*** SOURCE TEXT ***

Event and wedding planners run into a version of the MTD threshold question nobody else quite has: you handle huge amounts of money that isn't really "yours" in any meaningful sense. florist invoices, venue deposits, catering balances, all paid through you and recharged to the client. Whether that counts as your income for MTD purposes catches a lot of planners off guard, and it's rarely explained clearly.
A planner coordinating a £30,000 wedding might personally earn a £4,000 planning fee, while the other £26,000 flows through their account to venues, caterers and florists. It feels obvious that only the £4,000 is "really" their income. For tax purposes, that instinct is often wrong, and getting this distinction right matters enormously for working out where you stand against the MTD threshold.
The key test is who the supplier actually bills. If you pay a florist yourself and then invoice your client for the total (your fee plus the flowers), that recharged amount is normally treated as your trading income when you receive it from the client, with a matching expense when you paid the florist. Your turnover includes both sides, even though your profit only reflects the difference.

***

→ **SHORT EXERCISE 1**
According to the passage on event planners and the MTD threshold, what is the key test for deciding how money paid through a planner is treated?
→ **SHORT EXERCISE 2**
Return the part of the passage on event planners and the MTD threshold starting with "A planner coordinating" and going on through "the MTD threshold.".
The rows that come next have no connection to the passage on event planners and the MTD threshold.

*** STORED RECORDS ***

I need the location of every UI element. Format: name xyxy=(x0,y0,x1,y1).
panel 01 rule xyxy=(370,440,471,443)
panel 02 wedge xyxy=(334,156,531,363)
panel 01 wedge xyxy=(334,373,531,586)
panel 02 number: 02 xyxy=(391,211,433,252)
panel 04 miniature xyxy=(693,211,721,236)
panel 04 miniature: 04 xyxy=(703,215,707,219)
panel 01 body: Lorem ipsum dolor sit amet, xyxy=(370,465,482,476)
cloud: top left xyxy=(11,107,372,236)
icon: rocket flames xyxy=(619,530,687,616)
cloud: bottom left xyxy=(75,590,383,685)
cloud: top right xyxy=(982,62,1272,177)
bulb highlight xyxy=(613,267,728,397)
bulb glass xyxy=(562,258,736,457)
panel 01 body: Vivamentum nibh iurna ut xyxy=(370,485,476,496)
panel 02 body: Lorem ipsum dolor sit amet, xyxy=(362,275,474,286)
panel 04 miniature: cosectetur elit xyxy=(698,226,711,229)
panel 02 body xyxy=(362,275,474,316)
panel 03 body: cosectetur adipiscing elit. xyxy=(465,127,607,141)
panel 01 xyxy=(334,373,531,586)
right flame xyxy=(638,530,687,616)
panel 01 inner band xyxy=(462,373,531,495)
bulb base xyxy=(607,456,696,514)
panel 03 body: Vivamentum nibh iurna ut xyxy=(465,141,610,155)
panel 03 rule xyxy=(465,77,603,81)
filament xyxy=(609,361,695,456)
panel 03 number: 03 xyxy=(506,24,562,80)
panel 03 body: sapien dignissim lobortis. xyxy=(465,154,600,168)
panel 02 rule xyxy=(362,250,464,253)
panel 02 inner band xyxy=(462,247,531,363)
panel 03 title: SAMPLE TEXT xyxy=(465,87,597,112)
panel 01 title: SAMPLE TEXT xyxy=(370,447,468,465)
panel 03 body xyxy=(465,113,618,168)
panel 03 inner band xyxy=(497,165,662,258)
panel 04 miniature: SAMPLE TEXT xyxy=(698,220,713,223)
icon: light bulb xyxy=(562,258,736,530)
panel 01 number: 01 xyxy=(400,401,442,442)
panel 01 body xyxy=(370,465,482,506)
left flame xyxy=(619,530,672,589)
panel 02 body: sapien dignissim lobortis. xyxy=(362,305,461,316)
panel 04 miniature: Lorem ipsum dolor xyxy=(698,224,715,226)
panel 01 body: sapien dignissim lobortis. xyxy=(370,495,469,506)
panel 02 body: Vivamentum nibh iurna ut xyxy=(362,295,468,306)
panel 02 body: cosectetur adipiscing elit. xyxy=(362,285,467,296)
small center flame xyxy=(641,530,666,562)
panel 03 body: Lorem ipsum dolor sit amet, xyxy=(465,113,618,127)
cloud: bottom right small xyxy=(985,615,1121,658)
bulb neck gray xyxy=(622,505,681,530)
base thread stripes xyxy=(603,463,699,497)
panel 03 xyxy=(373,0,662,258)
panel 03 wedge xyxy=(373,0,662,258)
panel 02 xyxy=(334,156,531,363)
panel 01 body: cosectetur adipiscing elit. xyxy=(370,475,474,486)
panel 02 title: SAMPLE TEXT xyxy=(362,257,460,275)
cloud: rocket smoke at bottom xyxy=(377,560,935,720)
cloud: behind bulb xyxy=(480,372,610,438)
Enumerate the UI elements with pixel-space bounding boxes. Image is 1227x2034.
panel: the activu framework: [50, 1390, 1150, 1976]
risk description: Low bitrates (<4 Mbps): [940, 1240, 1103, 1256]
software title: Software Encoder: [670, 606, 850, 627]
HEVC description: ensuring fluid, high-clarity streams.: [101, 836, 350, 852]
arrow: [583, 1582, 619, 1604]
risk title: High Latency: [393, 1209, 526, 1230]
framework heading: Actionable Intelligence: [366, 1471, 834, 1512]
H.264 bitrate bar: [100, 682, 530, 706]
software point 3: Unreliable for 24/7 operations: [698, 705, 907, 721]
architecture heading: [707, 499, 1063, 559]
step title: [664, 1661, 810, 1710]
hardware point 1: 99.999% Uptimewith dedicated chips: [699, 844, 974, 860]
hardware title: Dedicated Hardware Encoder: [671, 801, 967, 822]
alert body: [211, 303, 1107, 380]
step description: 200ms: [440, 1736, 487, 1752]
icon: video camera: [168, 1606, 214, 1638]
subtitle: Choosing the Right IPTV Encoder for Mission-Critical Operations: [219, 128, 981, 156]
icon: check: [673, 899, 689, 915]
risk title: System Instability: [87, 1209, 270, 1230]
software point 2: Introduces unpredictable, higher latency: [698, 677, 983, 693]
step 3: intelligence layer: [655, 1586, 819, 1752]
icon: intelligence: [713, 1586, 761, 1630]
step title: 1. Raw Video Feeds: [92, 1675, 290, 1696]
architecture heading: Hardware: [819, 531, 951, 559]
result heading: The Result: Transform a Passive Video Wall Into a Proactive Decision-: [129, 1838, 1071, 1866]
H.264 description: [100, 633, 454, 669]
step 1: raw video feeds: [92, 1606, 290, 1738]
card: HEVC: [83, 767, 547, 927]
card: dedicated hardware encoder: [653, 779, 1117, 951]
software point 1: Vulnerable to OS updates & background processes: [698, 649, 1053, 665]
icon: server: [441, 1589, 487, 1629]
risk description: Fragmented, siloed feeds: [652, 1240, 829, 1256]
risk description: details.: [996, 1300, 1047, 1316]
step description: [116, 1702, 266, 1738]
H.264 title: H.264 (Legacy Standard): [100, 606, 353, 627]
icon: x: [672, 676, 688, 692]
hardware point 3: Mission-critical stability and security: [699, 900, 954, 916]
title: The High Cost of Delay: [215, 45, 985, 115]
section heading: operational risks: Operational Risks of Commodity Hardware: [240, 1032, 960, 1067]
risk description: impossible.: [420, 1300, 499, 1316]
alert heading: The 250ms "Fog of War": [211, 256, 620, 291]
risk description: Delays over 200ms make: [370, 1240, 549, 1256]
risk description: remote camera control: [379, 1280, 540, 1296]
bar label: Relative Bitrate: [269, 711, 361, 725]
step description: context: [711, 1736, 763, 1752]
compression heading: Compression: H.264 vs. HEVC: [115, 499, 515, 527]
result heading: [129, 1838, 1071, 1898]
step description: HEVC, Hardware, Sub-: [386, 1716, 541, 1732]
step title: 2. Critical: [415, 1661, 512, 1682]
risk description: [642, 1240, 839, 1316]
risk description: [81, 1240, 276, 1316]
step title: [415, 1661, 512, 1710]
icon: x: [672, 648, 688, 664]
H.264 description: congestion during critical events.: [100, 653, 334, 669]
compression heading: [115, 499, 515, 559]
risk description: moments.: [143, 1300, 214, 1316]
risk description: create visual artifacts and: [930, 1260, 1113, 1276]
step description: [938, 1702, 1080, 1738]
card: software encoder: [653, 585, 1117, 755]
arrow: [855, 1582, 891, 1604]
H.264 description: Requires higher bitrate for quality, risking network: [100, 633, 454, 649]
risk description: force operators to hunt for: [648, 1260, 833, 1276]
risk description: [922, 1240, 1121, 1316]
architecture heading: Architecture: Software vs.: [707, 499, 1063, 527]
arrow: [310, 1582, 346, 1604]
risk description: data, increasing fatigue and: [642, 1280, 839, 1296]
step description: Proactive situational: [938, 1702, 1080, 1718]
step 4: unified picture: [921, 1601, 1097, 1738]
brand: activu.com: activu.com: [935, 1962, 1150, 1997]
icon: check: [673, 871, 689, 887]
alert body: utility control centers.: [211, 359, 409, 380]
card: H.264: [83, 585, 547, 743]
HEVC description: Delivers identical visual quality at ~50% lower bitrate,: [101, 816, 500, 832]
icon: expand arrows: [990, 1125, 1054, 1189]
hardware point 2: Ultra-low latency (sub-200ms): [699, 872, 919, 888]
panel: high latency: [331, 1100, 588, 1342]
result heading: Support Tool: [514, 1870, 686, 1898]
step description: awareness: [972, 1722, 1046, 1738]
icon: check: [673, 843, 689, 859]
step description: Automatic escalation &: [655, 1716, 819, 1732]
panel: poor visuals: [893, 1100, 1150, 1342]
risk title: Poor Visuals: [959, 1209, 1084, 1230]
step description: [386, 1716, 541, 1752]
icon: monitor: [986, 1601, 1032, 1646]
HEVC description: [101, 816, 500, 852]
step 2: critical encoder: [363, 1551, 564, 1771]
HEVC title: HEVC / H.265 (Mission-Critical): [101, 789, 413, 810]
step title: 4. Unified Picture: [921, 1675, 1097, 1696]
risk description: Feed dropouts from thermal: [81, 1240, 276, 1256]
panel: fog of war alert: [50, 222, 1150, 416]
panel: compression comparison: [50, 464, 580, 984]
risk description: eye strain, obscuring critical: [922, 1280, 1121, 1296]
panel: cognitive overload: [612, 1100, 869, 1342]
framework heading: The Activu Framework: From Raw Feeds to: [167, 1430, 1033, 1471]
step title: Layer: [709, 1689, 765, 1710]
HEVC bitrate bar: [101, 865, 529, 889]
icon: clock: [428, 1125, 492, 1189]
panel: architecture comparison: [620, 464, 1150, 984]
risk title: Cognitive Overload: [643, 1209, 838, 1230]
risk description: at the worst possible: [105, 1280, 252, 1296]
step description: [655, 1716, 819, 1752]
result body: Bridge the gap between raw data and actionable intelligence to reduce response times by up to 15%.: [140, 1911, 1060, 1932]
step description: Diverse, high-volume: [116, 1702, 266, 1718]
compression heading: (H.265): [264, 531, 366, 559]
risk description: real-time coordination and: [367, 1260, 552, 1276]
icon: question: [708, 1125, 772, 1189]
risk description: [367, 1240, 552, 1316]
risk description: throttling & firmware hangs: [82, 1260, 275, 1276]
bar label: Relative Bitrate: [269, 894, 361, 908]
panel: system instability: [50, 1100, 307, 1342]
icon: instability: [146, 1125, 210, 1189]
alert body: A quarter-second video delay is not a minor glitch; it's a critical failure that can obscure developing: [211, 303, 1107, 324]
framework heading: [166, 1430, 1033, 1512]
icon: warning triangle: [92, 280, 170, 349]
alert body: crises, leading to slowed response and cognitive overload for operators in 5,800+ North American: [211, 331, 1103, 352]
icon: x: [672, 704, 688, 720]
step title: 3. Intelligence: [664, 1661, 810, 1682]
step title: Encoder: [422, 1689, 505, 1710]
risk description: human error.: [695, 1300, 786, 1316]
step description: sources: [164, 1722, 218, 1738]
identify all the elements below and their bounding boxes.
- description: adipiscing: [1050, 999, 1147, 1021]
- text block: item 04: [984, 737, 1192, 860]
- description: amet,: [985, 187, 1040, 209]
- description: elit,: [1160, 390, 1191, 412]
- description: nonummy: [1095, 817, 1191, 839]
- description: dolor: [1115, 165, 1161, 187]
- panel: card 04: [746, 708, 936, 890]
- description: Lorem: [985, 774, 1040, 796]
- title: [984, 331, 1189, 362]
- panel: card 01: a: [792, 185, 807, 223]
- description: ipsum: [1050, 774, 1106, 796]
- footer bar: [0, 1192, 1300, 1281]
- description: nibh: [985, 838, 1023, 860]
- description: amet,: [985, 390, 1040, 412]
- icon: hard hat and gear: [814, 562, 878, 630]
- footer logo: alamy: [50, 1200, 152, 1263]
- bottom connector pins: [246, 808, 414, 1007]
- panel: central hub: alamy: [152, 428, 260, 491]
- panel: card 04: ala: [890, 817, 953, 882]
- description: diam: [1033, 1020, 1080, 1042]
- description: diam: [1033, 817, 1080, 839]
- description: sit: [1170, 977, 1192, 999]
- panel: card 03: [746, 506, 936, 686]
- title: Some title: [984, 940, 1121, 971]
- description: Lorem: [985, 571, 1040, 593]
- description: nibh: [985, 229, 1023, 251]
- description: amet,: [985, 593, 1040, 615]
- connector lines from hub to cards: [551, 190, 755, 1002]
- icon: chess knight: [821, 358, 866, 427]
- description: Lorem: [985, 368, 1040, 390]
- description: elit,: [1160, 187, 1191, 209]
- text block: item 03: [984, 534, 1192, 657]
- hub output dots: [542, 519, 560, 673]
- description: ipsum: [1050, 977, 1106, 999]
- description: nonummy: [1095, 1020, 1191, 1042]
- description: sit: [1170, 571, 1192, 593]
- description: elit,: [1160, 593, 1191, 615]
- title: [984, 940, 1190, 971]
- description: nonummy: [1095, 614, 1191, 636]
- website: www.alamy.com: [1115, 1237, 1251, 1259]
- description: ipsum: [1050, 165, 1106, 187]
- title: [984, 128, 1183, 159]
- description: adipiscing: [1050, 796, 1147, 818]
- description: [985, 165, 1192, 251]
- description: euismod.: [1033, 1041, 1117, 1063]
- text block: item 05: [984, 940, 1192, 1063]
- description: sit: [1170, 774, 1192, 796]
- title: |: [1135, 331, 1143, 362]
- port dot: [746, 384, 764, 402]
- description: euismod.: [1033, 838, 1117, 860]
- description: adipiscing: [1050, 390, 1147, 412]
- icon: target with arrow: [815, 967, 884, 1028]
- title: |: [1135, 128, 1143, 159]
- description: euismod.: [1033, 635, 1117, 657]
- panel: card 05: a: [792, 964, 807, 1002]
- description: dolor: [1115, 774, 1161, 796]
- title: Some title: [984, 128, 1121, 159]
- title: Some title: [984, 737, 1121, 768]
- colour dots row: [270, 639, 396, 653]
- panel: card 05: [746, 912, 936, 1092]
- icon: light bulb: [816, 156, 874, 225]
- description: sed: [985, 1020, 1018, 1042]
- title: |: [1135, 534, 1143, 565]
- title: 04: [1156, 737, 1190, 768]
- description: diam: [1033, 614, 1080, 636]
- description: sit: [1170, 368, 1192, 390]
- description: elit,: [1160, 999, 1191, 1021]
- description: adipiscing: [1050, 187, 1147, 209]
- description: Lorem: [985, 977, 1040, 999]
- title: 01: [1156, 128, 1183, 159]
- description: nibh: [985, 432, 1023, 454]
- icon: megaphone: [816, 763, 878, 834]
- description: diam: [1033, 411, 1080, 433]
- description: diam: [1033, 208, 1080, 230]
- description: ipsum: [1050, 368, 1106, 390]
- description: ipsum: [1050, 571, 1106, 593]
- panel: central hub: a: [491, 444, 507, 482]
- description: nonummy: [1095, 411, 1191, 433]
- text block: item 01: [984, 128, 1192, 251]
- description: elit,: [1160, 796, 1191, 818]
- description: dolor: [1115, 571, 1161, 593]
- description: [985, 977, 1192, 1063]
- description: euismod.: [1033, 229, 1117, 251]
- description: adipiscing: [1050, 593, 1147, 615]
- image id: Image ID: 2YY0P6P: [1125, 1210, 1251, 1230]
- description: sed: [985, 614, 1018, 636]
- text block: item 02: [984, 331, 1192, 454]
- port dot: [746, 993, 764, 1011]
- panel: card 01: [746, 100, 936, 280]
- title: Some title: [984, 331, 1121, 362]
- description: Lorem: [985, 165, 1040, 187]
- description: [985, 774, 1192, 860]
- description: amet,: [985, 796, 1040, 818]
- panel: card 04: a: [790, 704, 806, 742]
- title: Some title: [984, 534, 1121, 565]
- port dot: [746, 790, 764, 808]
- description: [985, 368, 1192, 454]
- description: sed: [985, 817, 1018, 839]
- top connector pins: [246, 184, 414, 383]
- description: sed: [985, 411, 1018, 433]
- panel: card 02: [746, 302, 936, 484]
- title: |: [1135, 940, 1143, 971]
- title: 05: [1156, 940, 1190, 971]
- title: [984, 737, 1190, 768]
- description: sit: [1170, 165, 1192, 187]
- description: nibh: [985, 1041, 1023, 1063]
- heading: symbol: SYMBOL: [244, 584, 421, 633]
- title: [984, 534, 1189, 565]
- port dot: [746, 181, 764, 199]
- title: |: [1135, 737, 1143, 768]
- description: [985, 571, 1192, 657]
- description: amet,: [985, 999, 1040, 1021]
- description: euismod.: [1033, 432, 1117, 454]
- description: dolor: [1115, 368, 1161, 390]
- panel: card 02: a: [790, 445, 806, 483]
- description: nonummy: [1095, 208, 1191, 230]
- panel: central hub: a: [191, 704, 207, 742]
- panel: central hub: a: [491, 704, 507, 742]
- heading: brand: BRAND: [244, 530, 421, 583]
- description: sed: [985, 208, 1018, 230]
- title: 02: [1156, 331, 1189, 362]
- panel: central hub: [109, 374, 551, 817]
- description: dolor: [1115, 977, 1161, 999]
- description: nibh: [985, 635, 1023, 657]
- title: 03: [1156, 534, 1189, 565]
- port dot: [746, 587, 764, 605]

***

→ **RESPONSE 1**
The key test is who the supplier actually bills.

→ **RESPONSE 2**
A planner coordinating a £30,000 wedding might personally earn a £4,000 planning fee, while the other £26,000 flows through their account to venues, caterers and florists. It feels obvious that only the £4,000 is "really" their income. For tax purposes, that instinct is often wrong, and getting this distinction right matters enormously for working out where you stand against the MTD threshold.